-- Given request --
In the records that follow, show each line where the word "Brown" is present.

-- Extracted data entries --

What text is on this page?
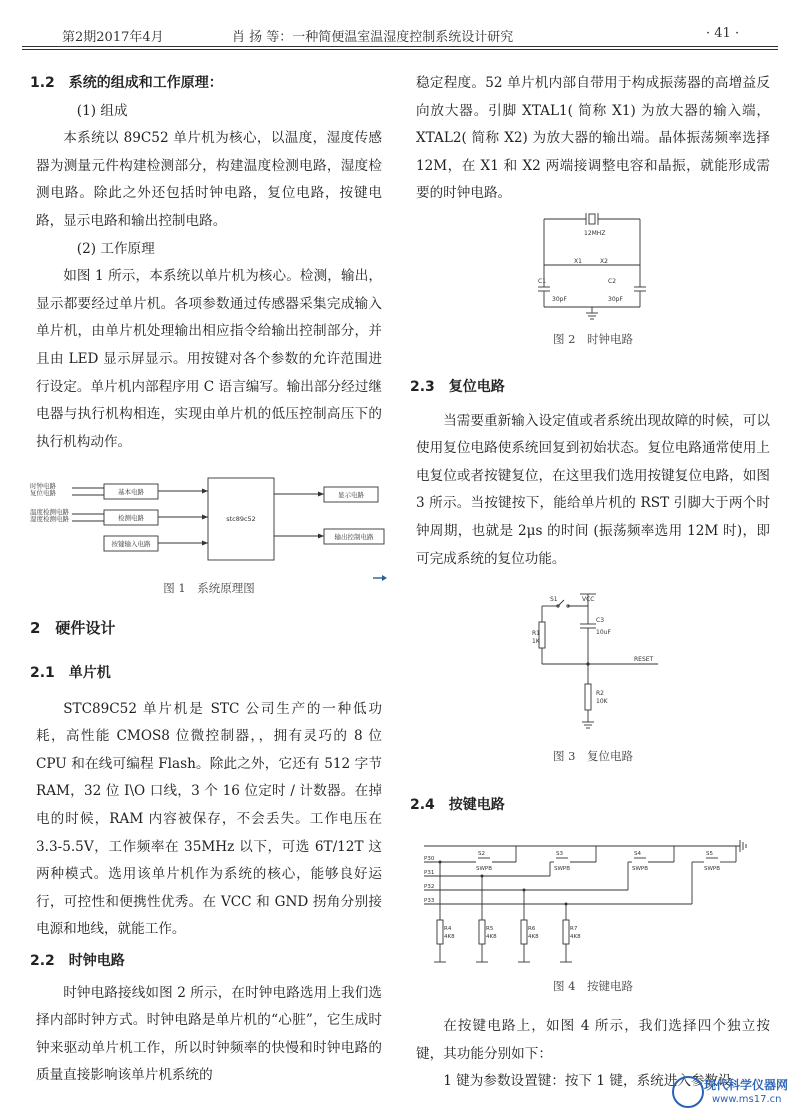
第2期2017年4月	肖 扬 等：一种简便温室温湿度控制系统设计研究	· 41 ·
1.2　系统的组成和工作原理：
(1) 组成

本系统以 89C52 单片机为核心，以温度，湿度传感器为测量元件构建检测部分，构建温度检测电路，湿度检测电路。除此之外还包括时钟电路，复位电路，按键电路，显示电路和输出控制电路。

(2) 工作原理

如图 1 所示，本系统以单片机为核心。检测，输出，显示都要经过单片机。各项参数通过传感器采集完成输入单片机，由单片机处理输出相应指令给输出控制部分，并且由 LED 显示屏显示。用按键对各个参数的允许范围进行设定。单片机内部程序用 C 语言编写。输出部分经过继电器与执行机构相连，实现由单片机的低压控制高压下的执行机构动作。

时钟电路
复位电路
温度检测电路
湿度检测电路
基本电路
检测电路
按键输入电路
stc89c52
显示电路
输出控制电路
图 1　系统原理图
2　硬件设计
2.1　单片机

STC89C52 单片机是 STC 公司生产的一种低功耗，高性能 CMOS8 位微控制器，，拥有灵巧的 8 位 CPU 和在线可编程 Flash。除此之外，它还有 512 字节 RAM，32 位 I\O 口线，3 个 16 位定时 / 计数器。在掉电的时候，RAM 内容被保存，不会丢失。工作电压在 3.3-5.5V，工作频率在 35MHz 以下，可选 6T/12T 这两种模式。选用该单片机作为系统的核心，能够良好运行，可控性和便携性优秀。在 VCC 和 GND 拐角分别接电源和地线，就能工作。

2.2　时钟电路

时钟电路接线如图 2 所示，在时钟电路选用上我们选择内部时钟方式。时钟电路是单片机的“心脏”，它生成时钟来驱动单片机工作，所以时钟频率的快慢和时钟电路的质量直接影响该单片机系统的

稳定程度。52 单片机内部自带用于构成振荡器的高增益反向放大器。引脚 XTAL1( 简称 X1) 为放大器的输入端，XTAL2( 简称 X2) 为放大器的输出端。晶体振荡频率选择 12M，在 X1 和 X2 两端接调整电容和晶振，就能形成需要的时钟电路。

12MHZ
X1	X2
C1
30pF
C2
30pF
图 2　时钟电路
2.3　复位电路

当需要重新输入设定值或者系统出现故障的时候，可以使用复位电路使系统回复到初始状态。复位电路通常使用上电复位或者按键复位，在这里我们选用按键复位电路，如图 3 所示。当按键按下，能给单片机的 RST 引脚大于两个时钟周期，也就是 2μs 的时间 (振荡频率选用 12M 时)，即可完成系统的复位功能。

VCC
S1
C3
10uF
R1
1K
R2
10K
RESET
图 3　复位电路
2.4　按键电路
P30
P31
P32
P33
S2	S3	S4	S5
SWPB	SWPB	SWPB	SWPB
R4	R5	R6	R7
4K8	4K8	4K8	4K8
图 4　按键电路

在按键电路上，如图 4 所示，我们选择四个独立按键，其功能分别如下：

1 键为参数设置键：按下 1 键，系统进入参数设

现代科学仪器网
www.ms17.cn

--

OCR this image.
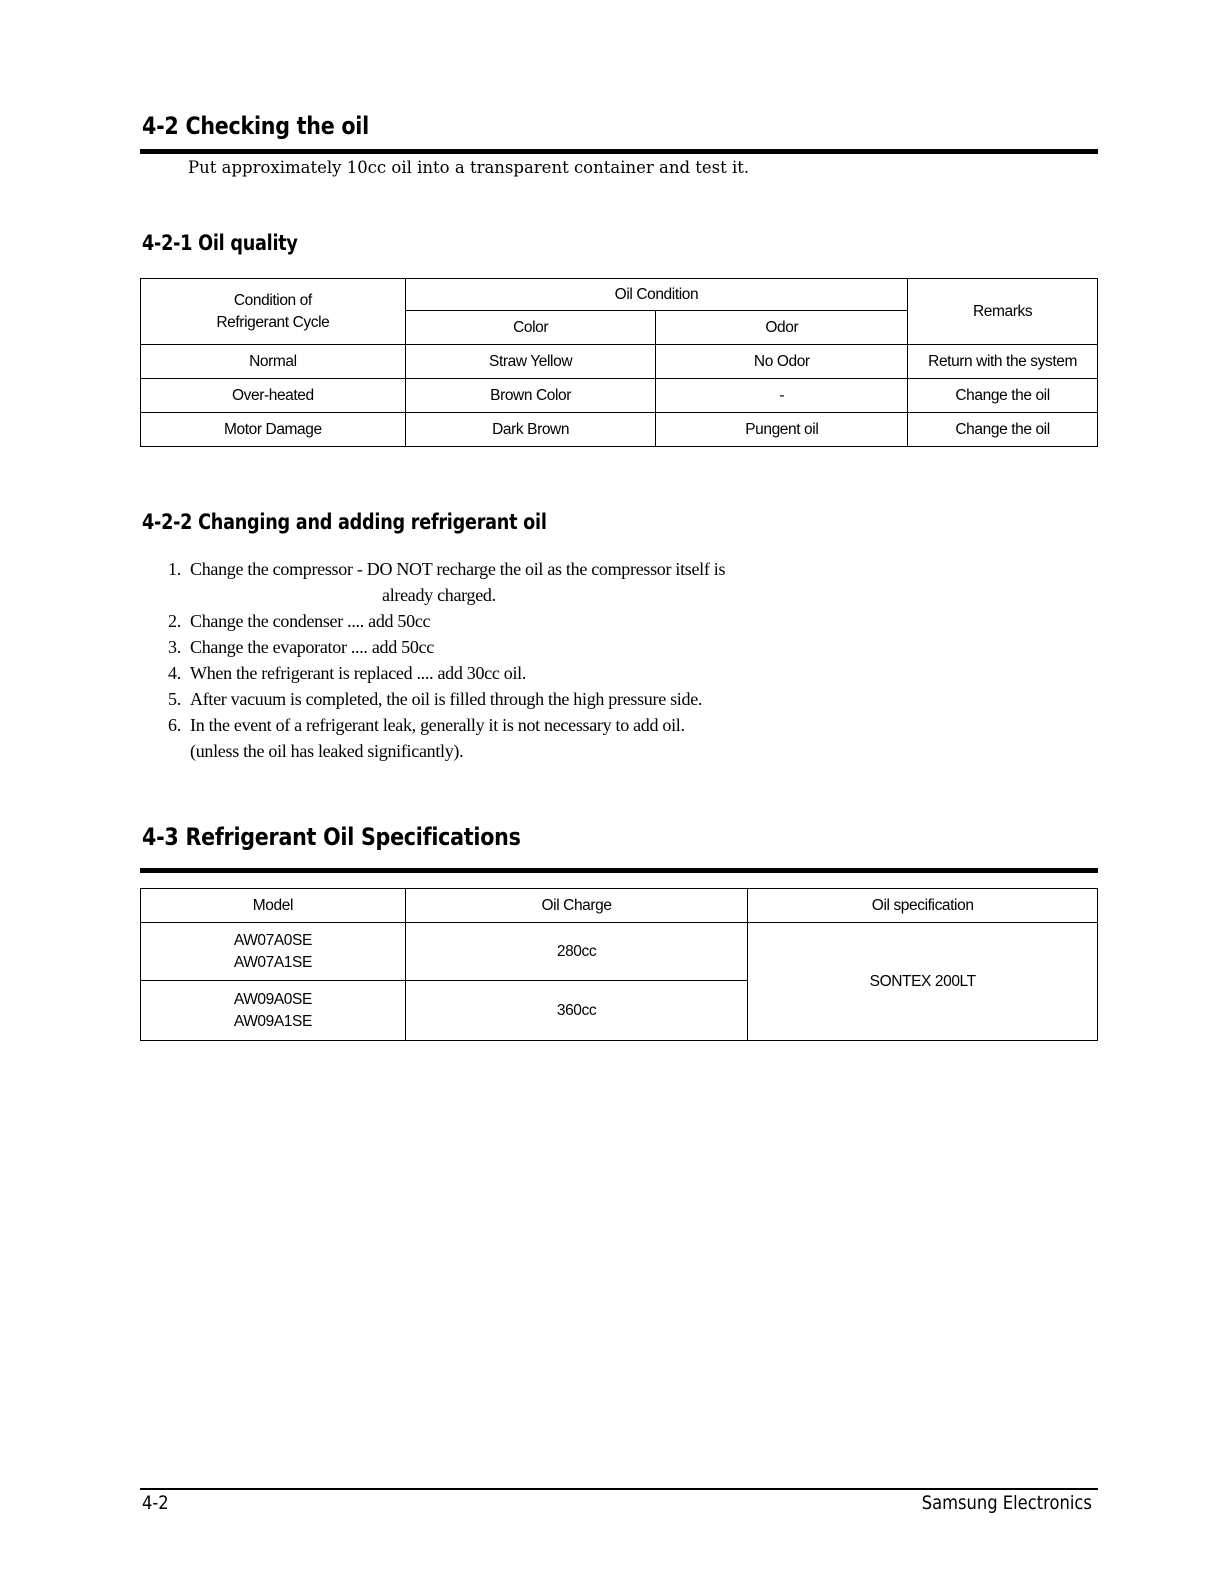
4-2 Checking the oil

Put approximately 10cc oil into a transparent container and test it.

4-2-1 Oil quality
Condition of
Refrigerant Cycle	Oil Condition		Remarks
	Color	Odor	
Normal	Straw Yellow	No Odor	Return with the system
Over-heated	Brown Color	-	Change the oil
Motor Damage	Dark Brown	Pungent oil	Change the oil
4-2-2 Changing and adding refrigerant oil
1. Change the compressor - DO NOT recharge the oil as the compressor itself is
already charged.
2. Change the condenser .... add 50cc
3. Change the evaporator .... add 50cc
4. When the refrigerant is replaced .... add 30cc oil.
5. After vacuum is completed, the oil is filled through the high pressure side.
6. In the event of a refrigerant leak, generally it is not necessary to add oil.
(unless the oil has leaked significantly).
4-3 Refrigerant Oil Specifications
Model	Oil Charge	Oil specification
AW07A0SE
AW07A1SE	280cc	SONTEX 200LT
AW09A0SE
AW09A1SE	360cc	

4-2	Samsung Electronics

-- Reply --
Over-heated	Brown Color	-	Change the oil
Motor Damage	Dark Brown	Pungent oil	Change the oil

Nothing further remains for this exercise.